**INPUT DATA**
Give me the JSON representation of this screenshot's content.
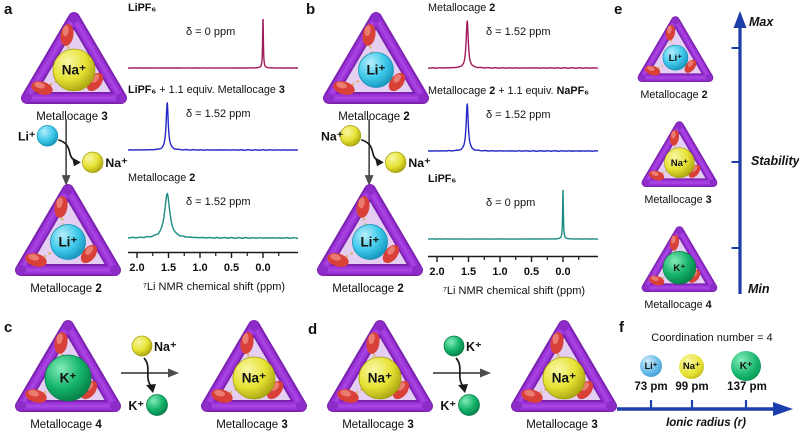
{
  "figure": {
    "panel_letters": [
      "a",
      "b",
      "c",
      "d",
      "e",
      "f"
    ]
  },
  "ions": {
    "li": {
      "label": "Li⁺",
      "base": "#3ec9ea",
      "hi": "#b6eefb",
      "lo": "#128fb5",
      "r": 17.5
    },
    "na": {
      "label": "Na⁺",
      "base": "#e6e233",
      "hi": "#f8f6a6",
      "lo": "#a39d0e",
      "r": 21
    },
    "k": {
      "label": "K⁺",
      "base": "#14b36b",
      "hi": "#84ecba",
      "lo": "#067a45",
      "r": 23
    },
    "lif": {
      "label": "Li⁺",
      "base": "#63b9e9",
      "hi": "#cfeafa",
      "lo": "#2b7fc0",
      "r": 17.5
    }
  },
  "colors": {
    "tube_dark": "#7c22b0",
    "tube_mid": "#9c33d8",
    "tube_light": "#ae4fe6",
    "face": "#c9a0e8",
    "oxygen_red": "#d84038",
    "oxygen_hi": "#f29084",
    "dash_tan": "#ddb26a",
    "arrow_gray": "#4d4d4d",
    "arrow_black": "#1a1a1a",
    "axis_blue": "#1d3ca8",
    "crimson": "#a0195a",
    "royal_blue": "#2328c6",
    "teal": "#1b8c83"
  },
  "cages": {
    "a_top": {
      "ion": "na",
      "caption": [
        {
          "t": "Metallocage "
        },
        {
          "t": "3",
          "b": true
        }
      ]
    },
    "a_bottom": {
      "ion": "li",
      "caption": [
        {
          "t": "Metallocage "
        },
        {
          "t": "2",
          "b": true
        }
      ]
    },
    "b_top": {
      "ion": "li",
      "caption": [
        {
          "t": "Metallocage "
        },
        {
          "t": "2",
          "b": true
        }
      ]
    },
    "b_bottom": {
      "ion": "li",
      "caption": [
        {
          "t": "Metallocage "
        },
        {
          "t": "2",
          "b": true
        }
      ]
    },
    "c_left": {
      "ion": "k",
      "caption": [
        {
          "t": "Metallocage "
        },
        {
          "t": "4",
          "b": true
        }
      ]
    },
    "c_right": {
      "ion": "na",
      "caption": [
        {
          "t": "Metallocage "
        },
        {
          "t": "3",
          "b": true
        }
      ]
    },
    "d_left": {
      "ion": "na",
      "caption": [
        {
          "t": "Metallocage "
        },
        {
          "t": "3",
          "b": true
        }
      ]
    },
    "d_right": {
      "ion": "na",
      "caption": [
        {
          "t": "Metallocage "
        },
        {
          "t": "3",
          "b": true
        }
      ]
    },
    "e_1": {
      "ion": "li",
      "caption": [
        {
          "t": "Metallocage "
        },
        {
          "t": "2",
          "b": true
        }
      ]
    },
    "e_2": {
      "ion": "na",
      "caption": [
        {
          "t": "Metallocage "
        },
        {
          "t": "3",
          "b": true
        }
      ]
    },
    "e_3": {
      "ion": "k",
      "caption": [
        {
          "t": "Metallocage "
        },
        {
          "t": "4",
          "b": true
        }
      ]
    }
  },
  "exchanges": {
    "a": {
      "dir": "vertical",
      "in": "li",
      "out": "na"
    },
    "b": {
      "dir": "vertical",
      "in": "na",
      "out": "na"
    },
    "c": {
      "dir": "horizontal",
      "in": "na",
      "out": "k"
    },
    "d": {
      "dir": "horizontal",
      "in": "k",
      "out": "k"
    }
  },
  "chart_data": [
    {
      "type": "line",
      "panel": "a",
      "title": "",
      "xlabel": "⁷Li NMR chemical shift (ppm)",
      "x_ticks": [
        {
          "label": "2.0",
          "ppm": 2.0
        },
        {
          "label": "1.5",
          "ppm": 1.5
        },
        {
          "label": "1.0",
          "ppm": 1.0
        },
        {
          "label": "0.5",
          "ppm": 0.5
        },
        {
          "label": "0.0",
          "ppm": 0.0
        }
      ],
      "x_range": [
        2.14,
        -0.56
      ],
      "series": [
        {
          "name_rich": [
            {
              "t": "LiPF₆",
              "b": true
            }
          ],
          "annotation": "δ = 0 ppm",
          "peak_ppm": 0.0,
          "color": "#a0195a",
          "shape": "sharp"
        },
        {
          "name_rich": [
            {
              "t": "LiPF₆",
              "b": true
            },
            {
              "t": " + 1.1 equiv. Metallocage "
            },
            {
              "t": "3",
              "b": true
            }
          ],
          "annotation": "δ = 1.52 ppm",
          "peak_ppm": 1.52,
          "color": "#2328c6",
          "shape": "medium"
        },
        {
          "name_rich": [
            {
              "t": "Metallocage "
            },
            {
              "t": "2",
              "b": true
            }
          ],
          "annotation": "δ = 1.52 ppm",
          "peak_ppm": 1.52,
          "color": "#1b8c83",
          "shape": "broad"
        }
      ]
    },
    {
      "type": "line",
      "panel": "b",
      "title": "",
      "xlabel": "⁷Li NMR chemical shift (ppm)",
      "x_ticks": [
        {
          "label": "2.0",
          "ppm": 2.0
        },
        {
          "label": "1.5",
          "ppm": 1.5
        },
        {
          "label": "1.0",
          "ppm": 1.0
        },
        {
          "label": "0.5",
          "ppm": 0.5
        },
        {
          "label": "0.0",
          "ppm": 0.0
        }
      ],
      "x_range": [
        2.14,
        -0.56
      ],
      "series": [
        {
          "name_rich": [
            {
              "t": "Metallocage "
            },
            {
              "t": "2",
              "b": true
            }
          ],
          "annotation": "δ = 1.52 ppm",
          "peak_ppm": 1.52,
          "color": "#a0195a",
          "shape": "medium"
        },
        {
          "name_rich": [
            {
              "t": "Metallocage "
            },
            {
              "t": "2",
              "b": true
            },
            {
              "t": " + 1.1 equiv. "
            },
            {
              "t": "NaPF₆",
              "b": true
            }
          ],
          "annotation": "δ = 1.52 ppm",
          "peak_ppm": 1.52,
          "color": "#2328c6",
          "shape": "medium"
        },
        {
          "name_rich": [
            {
              "t": "LiPF₆",
              "b": true
            }
          ],
          "annotation": "δ = 0 ppm",
          "peak_ppm": 0.0,
          "color": "#1b8c83",
          "shape": "sharp"
        }
      ]
    }
  ],
  "stability_scale": {
    "max": "Max",
    "mid": "Stability",
    "min": "Min"
  },
  "panel_f": {
    "title": "Coordination number = 4",
    "items": [
      {
        "ion": "lif",
        "radius_label": "73 pm",
        "radius_pm": 73
      },
      {
        "ion": "na",
        "radius_label": "99 pm",
        "radius_pm": 99
      },
      {
        "ion": "k",
        "radius_label": "137 pm",
        "radius_pm": 137
      }
    ],
    "axis_label": "Ionic radius (r)"
  }
}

**WHAT YOU HAVE TO DO**
Quote in full the listing given above; the images are to be left out.

**COMPLETE ANSWER**
Give me the JSON representation of this screenshot's content.
{
  "figure": {
    "panel_letters": [
      "a",
      "b",
      "c",
      "d",
      "e",
      "f"
    ]
  },
  "ions": {
    "li": {
      "label": "Li⁺",
      "base": "#3ec9ea",
      "hi": "#b6eefb",
      "lo": "#128fb5",
      "r": 17.5
    },
    "na": {
      "label": "Na⁺",
      "base": "#e6e233",
      "hi": "#f8f6a6",
      "lo": "#a39d0e",
      "r": 21
    },
    "k": {
      "label": "K⁺",
      "base": "#14b36b",
      "hi": "#84ecba",
      "lo": "#067a45",
      "r": 23
    },
    "lif": {
      "label": "Li⁺",
      "base": "#63b9e9",
      "hi": "#cfeafa",
      "lo": "#2b7fc0",
      "r": 17.5
    }
  },
  "colors": {
    "tube_dark": "#7c22b0",
    "tube_mid": "#9c33d8",
    "tube_light": "#ae4fe6",
    "face": "#c9a0e8",
    "oxygen_red": "#d84038",
    "oxygen_hi": "#f29084",
    "dash_tan": "#ddb26a",
    "arrow_gray": "#4d4d4d",
    "arrow_black": "#1a1a1a",
    "axis_blue": "#1d3ca8",
    "crimson": "#a0195a",
    "royal_blue": "#2328c6",
    "teal": "#1b8c83"
  },
  "cages": {
    "a_top": {
      "ion": "na",
      "caption": [
        {
          "t": "Metallocage "
        },
        {
          "t": "3",
          "b": true
        }
      ]
    },
    "a_bottom": {
      "ion": "li",
      "caption": [
        {
          "t": "Metallocage "
        },
        {
          "t": "2",
          "b": true
        }
      ]
    },
    "b_top": {
      "ion": "li",
      "caption": [
        {
          "t": "Metallocage "
        },
        {
          "t": "2",
          "b": true
        }
      ]
    },
    "b_bottom": {
      "ion": "li",
      "caption": [
        {
          "t": "Metallocage "
        },
        {
          "t": "2",
          "b": true
        }
      ]
    },
    "c_left": {
      "ion": "k",
      "caption": [
        {
          "t": "Metallocage "
        },
        {
          "t": "4",
          "b": true
        }
      ]
    },
    "c_right": {
      "ion": "na",
      "caption": [
        {
          "t": "Metallocage "
        },
        {
          "t": "3",
          "b": true
        }
      ]
    },
    "d_left": {
      "ion": "na",
      "caption": [
        {
          "t": "Metallocage "
        },
        {
          "t": "3",
          "b": true
        }
      ]
    },
    "d_right": {
      "ion": "na",
      "caption": [
        {
          "t": "Metallocage "
        },
        {
          "t": "3",
          "b": true
        }
      ]
    },
    "e_1": {
      "ion": "li",
      "caption": [
        {
          "t": "Metallocage "
        },
        {
          "t": "2",
          "b": true
        }
      ]
    },
    "e_2": {
      "ion": "na",
      "caption": [
        {
          "t": "Metallocage "
        },
        {
          "t": "3",
          "b": true
        }
      ]
    },
    "e_3": {
      "ion": "k",
      "caption": [
        {
          "t": "Metallocage "
        },
        {
          "t": "4",
          "b": true
        }
      ]
    }
  },
  "exchanges": {
    "a": {
      "dir": "vertical",
      "in": "li",
      "out": "na"
    },
    "b": {
      "dir": "vertical",
      "in": "na",
      "out": "na"
    },
    "c": {
      "dir": "horizontal",
      "in": "na",
      "out": "k"
    },
    "d": {
      "dir": "horizontal",
      "in": "k",
      "out": "k"
    }
  },
  "chart_data": [
    {
      "type": "line",
      "panel": "a",
      "title": "",
      "xlabel": "⁷Li NMR chemical shift (ppm)",
      "x_ticks": [
        {
          "label": "2.0",
          "ppm": 2.0
        },
        {
          "label": "1.5",
          "ppm": 1.5
        },
        {
          "label": "1.0",
          "ppm": 1.0
        },
        {
          "label": "0.5",
          "ppm": 0.5
        },
        {
          "label": "0.0",
          "ppm": 0.0
        }
      ],
      "x_range": [
        2.14,
        -0.56
      ],
      "series": [
        {
          "name_rich": [
            {
              "t": "LiPF₆",
              "b": true
            }
          ],
          "annotation": "δ = 0 ppm",
          "peak_ppm": 0.0,
          "color": "#a0195a",
          "shape": "sharp"
        },
        {
          "name_rich": [
            {
              "t": "LiPF₆",
              "b": true
            },
            {
              "t": " + 1.1 equiv. Metallocage "
            },
            {
              "t": "3",
              "b": true
            }
          ],
          "annotation": "δ = 1.52 ppm",
          "peak_ppm": 1.52,
          "color": "#2328c6",
          "shape": "medium"
        },
        {
          "name_rich": [
            {
              "t": "Metallocage "
            },
            {
              "t": "2",
              "b": true
            }
          ],
          "annotation": "δ = 1.52 ppm",
          "peak_ppm": 1.52,
          "color": "#1b8c83",
          "shape": "broad"
        }
      ]
    },
    {
      "type": "line",
      "panel": "b",
      "title": "",
      "xlabel": "⁷Li NMR chemical shift (ppm)",
      "x_ticks": [
        {
          "label": "2.0",
          "ppm": 2.0
        },
        {
          "label": "1.5",
          "ppm": 1.5
        },
        {
          "label": "1.0",
          "ppm": 1.0
        },
        {
          "label": "0.5",
          "ppm": 0.5
        },
        {
          "label": "0.0",
          "ppm": 0.0
        }
      ],
      "x_range": [
        2.14,
        -0.56
      ],
      "series": [
        {
          "name_rich": [
            {
              "t": "Metallocage "
            },
            {
              "t": "2",
              "b": true
            }
          ],
          "annotation": "δ = 1.52 ppm",
          "peak_ppm": 1.52,
          "color": "#a0195a",
          "shape": "medium"
        },
        {
          "name_rich": [
            {
              "t": "Metallocage "
            },
            {
              "t": "2",
              "b": true
            },
            {
              "t": " + 1.1 equiv. "
            },
            {
              "t": "NaPF₆",
              "b": true
            }
          ],
          "annotation": "δ = 1.52 ppm",
          "peak_ppm": 1.52,
          "color": "#2328c6",
          "shape": "medium"
        },
        {
          "name_rich": [
            {
              "t": "LiPF₆",
              "b": true
            }
          ],
          "annotation": "δ = 0 ppm",
          "peak_ppm": 0.0,
          "color": "#1b8c83",
          "shape": "sharp"
        }
      ]
    }
  ],
  "stability_scale": {
    "max": "Max",
    "mid": "Stability",
    "min": "Min"
  },
  "panel_f": {
    "title": "Coordination number = 4",
    "items": [
      {
        "ion": "lif",
        "radius_label": "73 pm",
        "radius_pm": 73
      },
      {
        "ion": "na",
        "radius_label": "99 pm",
        "radius_pm": 99
      },
      {
        "ion": "k",
        "radius_label": "137 pm",
        "radius_pm": 137
      }
    ],
    "axis_label": "Ionic radius (r)"
  }
}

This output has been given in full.